Consigne A:
Répondez d'après l'extrait sur Cambrai :
(i) Par l'arbitrage de qui l'évêque devient-il comte de la ville en 948 ?
(ii) En quelle année Henri II fait-il de l'évêque le comte de tout le Cambrésis ?
(iii) Contre quel évêque les habitants de Cambrai se révoltent-ils en 958 ?

Extrait source:
========================

La ville, qui continue à prospérer, est envahie et pillée par les Normands (850 et 880) et assiégée par les Hongrois (953). Elle est aussi le théâtre des rivalités entre le comte et l'évêque, jusqu'à ce qu'un arbitrage d'Otton Ier en 948 fasse de l'évêque le comte de la ville. En 1007 l'empereur Henri II fera de l'évêque le comte de tout le territoire du Cambrésis. Dès lors l'évêque cumule les pouvoirs spirituel et temporel; Cambrai et le Cambrésis deviennent une principauté ecclésiastique, comme celle de Liège, indépendante mais rattachée au Saint-Empire.
En 958, Cambrai voit naître l'une des premières communes en Europe: ses habitants se révoltent contre l'évêque allemand Bérenger en lui refusant l'entrée de la ville. Cette rébellion sera sévèrement réprimée mais l'affrontement entre évèque et bourgeois reprendra au Xe siècle.

========================

Listing fourni:
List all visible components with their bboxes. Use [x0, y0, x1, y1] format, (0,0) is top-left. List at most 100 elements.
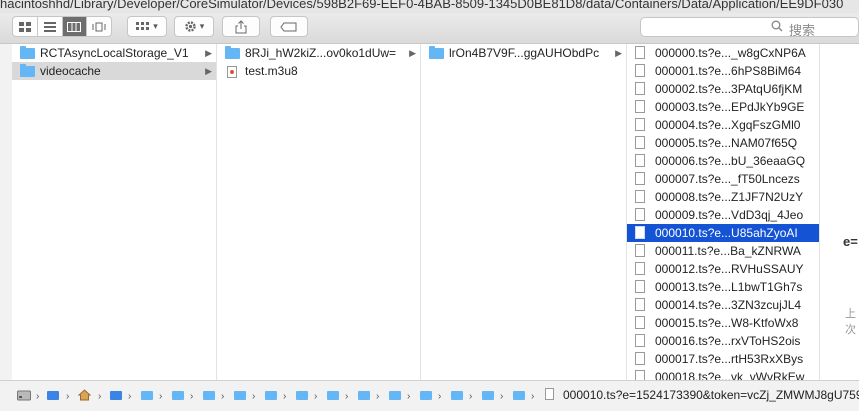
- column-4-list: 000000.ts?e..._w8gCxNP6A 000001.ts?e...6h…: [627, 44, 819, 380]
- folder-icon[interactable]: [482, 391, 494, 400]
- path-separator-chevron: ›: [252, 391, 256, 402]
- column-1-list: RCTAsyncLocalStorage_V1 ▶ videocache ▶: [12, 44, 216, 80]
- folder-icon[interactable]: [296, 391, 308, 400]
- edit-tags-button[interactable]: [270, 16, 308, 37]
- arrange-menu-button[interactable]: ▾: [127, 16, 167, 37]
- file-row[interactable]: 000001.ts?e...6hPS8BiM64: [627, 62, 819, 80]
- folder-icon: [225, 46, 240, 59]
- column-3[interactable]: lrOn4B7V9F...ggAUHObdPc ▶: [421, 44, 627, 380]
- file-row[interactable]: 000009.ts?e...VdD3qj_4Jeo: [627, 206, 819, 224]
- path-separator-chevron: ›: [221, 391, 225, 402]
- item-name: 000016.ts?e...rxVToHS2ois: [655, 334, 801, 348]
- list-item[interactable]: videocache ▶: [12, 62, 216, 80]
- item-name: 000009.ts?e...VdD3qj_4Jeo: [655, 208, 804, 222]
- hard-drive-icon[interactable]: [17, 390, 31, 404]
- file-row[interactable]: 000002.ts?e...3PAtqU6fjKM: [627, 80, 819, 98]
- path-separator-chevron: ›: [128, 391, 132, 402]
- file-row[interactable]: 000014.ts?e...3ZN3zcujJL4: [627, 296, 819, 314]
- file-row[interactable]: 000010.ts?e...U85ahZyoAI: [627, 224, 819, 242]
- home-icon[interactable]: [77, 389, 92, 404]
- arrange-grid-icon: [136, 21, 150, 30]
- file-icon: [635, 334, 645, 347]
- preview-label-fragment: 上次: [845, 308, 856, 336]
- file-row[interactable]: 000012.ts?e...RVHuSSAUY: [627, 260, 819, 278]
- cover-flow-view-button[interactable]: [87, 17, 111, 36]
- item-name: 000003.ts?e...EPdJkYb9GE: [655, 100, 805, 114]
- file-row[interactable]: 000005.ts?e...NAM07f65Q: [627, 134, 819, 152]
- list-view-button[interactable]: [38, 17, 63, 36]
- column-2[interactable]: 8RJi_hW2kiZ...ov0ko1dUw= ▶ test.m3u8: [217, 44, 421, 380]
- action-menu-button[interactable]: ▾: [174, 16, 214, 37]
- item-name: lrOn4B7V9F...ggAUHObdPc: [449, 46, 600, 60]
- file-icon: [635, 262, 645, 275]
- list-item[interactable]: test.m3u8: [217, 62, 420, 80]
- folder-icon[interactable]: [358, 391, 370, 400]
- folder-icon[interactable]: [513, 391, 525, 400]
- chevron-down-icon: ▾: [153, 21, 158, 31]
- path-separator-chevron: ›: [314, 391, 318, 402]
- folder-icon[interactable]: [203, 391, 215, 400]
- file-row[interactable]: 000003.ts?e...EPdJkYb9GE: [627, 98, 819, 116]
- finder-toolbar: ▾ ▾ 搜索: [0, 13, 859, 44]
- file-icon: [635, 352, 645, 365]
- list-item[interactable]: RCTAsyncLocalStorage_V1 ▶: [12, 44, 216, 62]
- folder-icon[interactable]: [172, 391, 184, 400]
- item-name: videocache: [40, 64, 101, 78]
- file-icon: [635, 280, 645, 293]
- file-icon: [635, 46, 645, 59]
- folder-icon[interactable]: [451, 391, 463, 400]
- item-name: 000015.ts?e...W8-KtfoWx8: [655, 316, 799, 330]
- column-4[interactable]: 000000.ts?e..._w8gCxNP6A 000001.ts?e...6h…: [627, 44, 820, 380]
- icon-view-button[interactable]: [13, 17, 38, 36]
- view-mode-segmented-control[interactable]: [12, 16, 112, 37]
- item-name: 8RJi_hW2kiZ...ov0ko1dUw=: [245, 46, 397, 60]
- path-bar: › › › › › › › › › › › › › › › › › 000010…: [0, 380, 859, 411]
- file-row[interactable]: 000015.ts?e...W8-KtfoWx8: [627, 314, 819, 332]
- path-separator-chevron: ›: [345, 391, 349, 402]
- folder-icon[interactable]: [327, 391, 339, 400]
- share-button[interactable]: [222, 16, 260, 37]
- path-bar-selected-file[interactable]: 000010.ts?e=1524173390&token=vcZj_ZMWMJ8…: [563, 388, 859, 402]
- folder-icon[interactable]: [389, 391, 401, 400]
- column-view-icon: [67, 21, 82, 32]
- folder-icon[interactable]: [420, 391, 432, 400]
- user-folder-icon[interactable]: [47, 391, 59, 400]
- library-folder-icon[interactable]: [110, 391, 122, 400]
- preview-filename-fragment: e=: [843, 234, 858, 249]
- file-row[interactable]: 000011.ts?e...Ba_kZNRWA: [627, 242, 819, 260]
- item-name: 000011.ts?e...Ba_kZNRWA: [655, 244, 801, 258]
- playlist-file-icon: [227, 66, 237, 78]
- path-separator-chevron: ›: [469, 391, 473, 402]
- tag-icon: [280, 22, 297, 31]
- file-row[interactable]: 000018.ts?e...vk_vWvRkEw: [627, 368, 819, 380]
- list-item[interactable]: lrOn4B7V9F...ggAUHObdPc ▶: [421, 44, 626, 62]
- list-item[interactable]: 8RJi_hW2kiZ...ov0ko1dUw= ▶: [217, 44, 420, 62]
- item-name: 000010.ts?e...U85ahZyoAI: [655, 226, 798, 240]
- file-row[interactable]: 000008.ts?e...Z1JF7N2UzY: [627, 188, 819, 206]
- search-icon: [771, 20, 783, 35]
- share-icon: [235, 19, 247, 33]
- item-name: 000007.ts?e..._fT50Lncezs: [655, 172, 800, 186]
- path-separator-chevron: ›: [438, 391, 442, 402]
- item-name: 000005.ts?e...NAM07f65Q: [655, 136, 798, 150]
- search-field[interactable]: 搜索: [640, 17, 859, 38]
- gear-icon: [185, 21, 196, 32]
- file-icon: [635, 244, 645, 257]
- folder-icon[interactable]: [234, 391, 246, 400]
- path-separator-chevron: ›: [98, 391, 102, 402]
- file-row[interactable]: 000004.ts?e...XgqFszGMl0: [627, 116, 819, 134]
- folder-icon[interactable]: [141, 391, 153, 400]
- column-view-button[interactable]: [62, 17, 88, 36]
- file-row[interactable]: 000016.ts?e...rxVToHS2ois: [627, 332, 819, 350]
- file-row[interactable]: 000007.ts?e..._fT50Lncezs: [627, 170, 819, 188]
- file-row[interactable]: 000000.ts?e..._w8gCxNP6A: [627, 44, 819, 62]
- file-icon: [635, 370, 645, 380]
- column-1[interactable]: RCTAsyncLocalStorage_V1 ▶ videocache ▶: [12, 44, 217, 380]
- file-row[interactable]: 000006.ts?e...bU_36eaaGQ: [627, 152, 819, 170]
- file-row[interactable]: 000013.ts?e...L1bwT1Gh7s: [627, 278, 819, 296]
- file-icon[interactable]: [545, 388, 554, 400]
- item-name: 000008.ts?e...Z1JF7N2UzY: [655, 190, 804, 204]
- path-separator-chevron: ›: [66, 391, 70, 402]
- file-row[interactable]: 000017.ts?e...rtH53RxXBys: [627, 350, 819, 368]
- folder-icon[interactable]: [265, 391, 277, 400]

========================

Consigne B: Réécrivez sous forme de liste JSON de chaînes les lignes du listing, de la ligne contenant "- column-4-list: 000000.ts?e..._w8gCxNP6A" jusqu'à la ligne contenant "- list-item[interactable]: videocache" incluse. Mettez une chaîne par ligne et omettez les lignes vides.

Réponse complète A:
(i) Otton Ier.
(ii) En 1007.
(iii) Contre l'évêque allemand Bérenger.

Réponse complète B:
[
  "- column-4-list: 000000.ts?e..._w8gCxNP6A 000001.ts?e...6h…: [627, 44, 819, 380]",
  "- folder-icon[interactable]: [482, 391, 494, 400]",
  "- path-separator-chevron: ›: [252, 391, 256, 402]",
  "- column-1-list: RCTAsyncLocalStorage_V1 ▶ videocache ▶: [12, 44, 216, 80]",
  "- folder-icon[interactable]: [296, 391, 308, 400]",
  "- edit-tags-button[interactable]: [270, 16, 308, 37]",
  "- arrange-menu-button[interactable]: ▾: [127, 16, 167, 37]",
  "- file-row[interactable]: 000001.ts?e...6hPS8BiM64: [627, 62, 819, 80]",
  "- folder-icon: [225, 46, 240, 59]",
  "- column-3[interactable]: lrOn4B7V9F...ggAUHObdPc ▶: [421, 44, 627, 380]",
  "- file-row[interactable]: 000009.ts?e...VdD3qj_4Jeo: [627, 206, 819, 224]",
  "- path-separator-chevron: ›: [221, 391, 225, 402]",
  "- item-name: 000016.ts?e...rxVToHS2ois: [655, 334, 801, 348]",
  "- list-item[interactable]: videocache ▶: [12, 62, 216, 80]"
]